Filter the records below down to lines containing "Frequency".

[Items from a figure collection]
★ ★ ★ ★ ★
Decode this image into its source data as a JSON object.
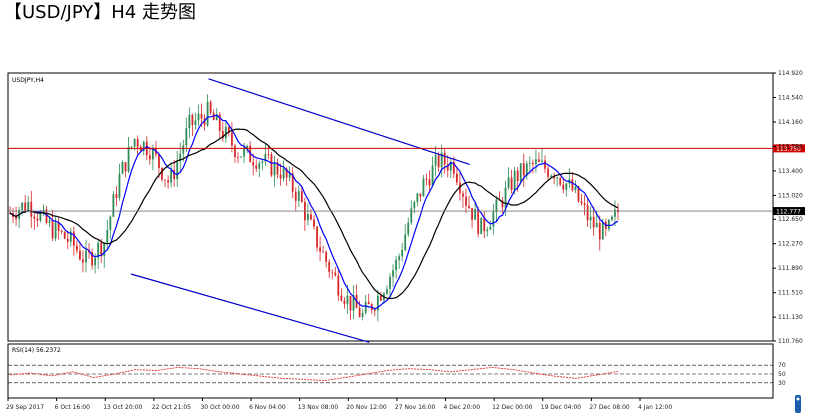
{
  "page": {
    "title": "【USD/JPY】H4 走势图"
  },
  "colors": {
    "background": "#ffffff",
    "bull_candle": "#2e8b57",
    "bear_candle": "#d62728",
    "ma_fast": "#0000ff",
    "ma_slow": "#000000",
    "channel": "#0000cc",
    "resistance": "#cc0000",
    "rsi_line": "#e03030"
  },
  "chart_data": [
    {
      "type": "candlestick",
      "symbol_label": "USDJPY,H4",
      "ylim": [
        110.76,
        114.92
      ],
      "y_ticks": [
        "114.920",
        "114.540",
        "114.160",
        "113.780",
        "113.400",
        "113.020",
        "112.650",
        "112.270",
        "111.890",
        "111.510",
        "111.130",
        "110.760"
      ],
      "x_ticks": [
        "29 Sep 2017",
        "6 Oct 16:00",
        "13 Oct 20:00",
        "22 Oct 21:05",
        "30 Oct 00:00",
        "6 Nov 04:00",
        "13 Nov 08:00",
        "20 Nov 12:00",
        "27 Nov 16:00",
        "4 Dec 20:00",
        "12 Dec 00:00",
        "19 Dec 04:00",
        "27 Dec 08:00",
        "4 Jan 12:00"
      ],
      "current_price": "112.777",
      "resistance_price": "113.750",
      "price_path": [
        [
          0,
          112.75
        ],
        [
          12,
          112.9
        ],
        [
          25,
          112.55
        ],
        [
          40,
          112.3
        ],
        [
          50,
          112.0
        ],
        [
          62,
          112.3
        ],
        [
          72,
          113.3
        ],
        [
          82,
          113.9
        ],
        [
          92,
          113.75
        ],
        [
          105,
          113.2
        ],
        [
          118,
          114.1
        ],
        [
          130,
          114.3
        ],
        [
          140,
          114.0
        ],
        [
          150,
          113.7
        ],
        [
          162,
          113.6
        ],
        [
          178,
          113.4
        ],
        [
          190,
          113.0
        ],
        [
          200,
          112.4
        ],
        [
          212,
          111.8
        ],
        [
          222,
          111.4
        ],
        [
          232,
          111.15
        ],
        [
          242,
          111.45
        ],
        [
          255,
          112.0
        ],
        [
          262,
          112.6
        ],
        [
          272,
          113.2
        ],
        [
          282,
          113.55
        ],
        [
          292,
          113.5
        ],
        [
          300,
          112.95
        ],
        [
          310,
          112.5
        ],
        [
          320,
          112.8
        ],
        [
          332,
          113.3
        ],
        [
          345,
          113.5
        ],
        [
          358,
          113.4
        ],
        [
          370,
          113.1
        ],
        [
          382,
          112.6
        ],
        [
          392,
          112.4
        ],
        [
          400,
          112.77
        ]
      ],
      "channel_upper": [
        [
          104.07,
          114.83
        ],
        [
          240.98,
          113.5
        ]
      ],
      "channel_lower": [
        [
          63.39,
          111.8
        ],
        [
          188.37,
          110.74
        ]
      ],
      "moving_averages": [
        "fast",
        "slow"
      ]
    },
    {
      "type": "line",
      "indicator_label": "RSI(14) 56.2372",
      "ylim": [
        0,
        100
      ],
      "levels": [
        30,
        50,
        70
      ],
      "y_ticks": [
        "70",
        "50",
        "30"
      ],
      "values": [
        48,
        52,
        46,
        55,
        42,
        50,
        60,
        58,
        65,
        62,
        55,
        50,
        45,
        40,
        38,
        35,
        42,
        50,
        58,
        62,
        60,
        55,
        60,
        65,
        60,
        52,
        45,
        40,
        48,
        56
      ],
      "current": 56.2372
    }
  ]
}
★ ★ ★ ★ ★
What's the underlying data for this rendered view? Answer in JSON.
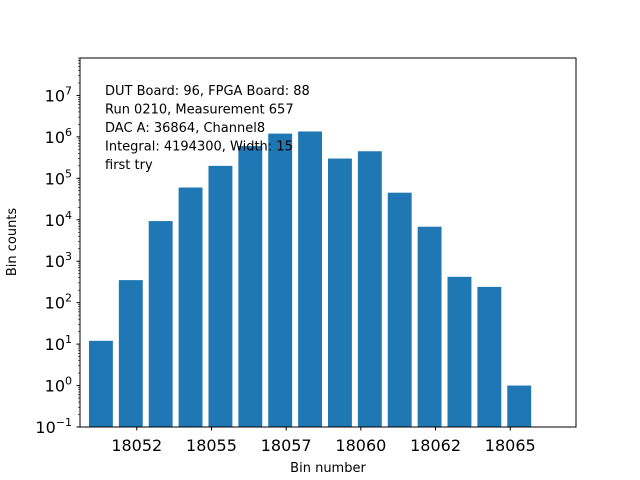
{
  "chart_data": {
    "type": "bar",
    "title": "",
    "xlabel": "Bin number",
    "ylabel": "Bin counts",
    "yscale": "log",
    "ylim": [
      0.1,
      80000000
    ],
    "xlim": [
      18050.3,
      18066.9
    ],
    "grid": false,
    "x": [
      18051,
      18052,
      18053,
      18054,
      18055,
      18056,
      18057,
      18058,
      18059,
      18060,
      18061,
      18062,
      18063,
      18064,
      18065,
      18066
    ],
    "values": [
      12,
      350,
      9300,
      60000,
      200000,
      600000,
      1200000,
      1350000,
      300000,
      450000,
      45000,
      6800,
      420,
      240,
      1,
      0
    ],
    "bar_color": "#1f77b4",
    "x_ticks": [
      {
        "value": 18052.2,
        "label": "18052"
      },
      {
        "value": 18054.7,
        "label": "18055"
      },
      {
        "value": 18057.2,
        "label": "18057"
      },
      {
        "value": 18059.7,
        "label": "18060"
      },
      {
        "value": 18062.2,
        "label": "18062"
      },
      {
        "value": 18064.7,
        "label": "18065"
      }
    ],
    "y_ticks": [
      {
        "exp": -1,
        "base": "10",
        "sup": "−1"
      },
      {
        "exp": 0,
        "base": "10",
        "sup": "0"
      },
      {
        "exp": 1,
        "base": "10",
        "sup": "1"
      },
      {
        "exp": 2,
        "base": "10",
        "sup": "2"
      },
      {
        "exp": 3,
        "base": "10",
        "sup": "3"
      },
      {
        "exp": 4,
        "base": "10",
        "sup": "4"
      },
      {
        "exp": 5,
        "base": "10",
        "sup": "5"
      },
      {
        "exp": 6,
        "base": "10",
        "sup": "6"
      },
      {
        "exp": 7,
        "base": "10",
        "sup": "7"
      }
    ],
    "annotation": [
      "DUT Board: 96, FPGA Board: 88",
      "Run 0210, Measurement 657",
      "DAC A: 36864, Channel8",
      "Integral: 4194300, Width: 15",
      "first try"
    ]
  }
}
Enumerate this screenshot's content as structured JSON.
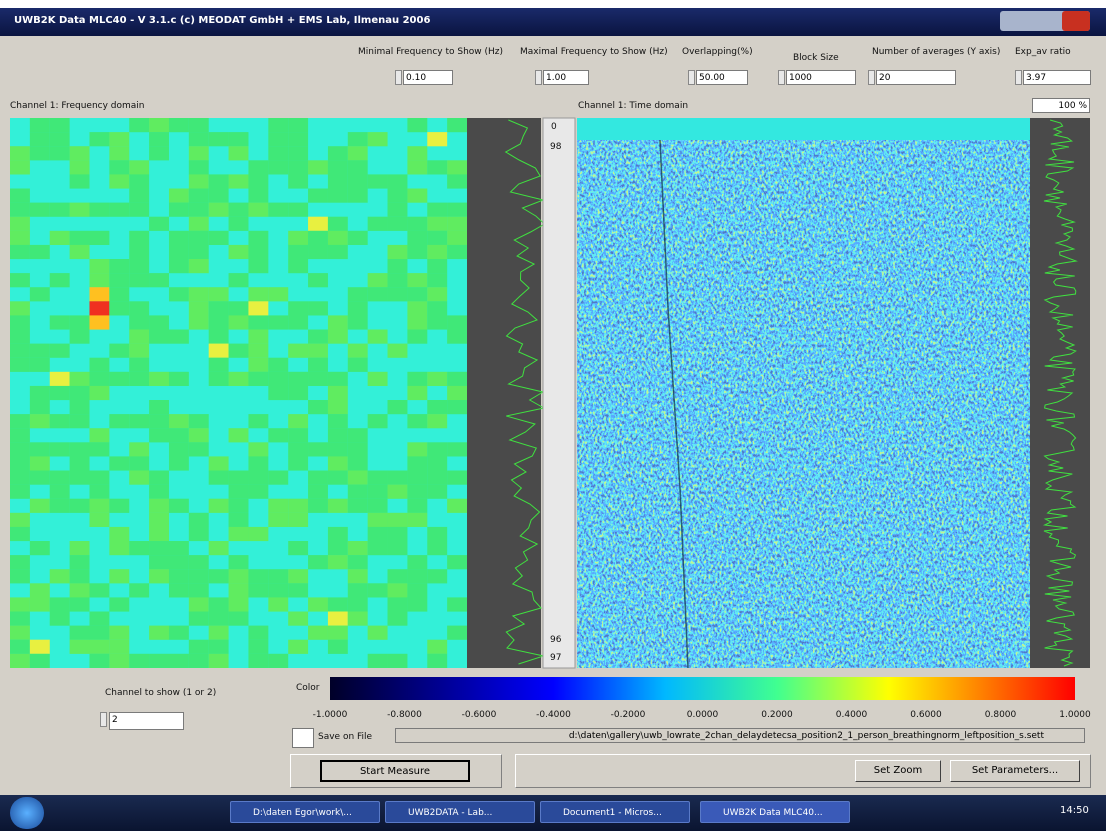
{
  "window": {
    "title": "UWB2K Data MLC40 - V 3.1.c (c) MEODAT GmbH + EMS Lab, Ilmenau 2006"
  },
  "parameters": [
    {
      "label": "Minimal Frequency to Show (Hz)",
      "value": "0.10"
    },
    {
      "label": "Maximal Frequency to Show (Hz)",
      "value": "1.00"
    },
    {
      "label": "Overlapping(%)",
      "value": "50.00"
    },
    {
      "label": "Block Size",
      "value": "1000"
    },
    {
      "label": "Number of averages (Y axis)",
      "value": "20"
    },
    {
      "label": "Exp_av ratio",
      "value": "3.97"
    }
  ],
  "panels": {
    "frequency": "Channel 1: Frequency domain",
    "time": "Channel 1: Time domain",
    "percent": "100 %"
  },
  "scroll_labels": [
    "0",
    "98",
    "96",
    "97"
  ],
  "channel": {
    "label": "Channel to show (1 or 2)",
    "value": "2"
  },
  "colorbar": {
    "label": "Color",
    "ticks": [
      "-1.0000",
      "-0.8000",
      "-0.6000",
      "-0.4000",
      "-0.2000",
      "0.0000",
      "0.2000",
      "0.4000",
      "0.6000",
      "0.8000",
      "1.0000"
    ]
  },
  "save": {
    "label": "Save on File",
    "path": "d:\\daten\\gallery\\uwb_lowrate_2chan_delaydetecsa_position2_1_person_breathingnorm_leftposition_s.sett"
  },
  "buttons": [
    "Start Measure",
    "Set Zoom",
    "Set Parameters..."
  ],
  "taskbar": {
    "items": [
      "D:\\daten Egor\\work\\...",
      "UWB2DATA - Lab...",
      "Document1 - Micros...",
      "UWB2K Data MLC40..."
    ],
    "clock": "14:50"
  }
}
★ ★ ★ ★ ★
THE REPLY:
      "label": "Minimal Frequency to Show (Hz)",
      "label": "Maximal Frequency to Show (Hz)",
    "frequency": "Channel 1: Frequency domain",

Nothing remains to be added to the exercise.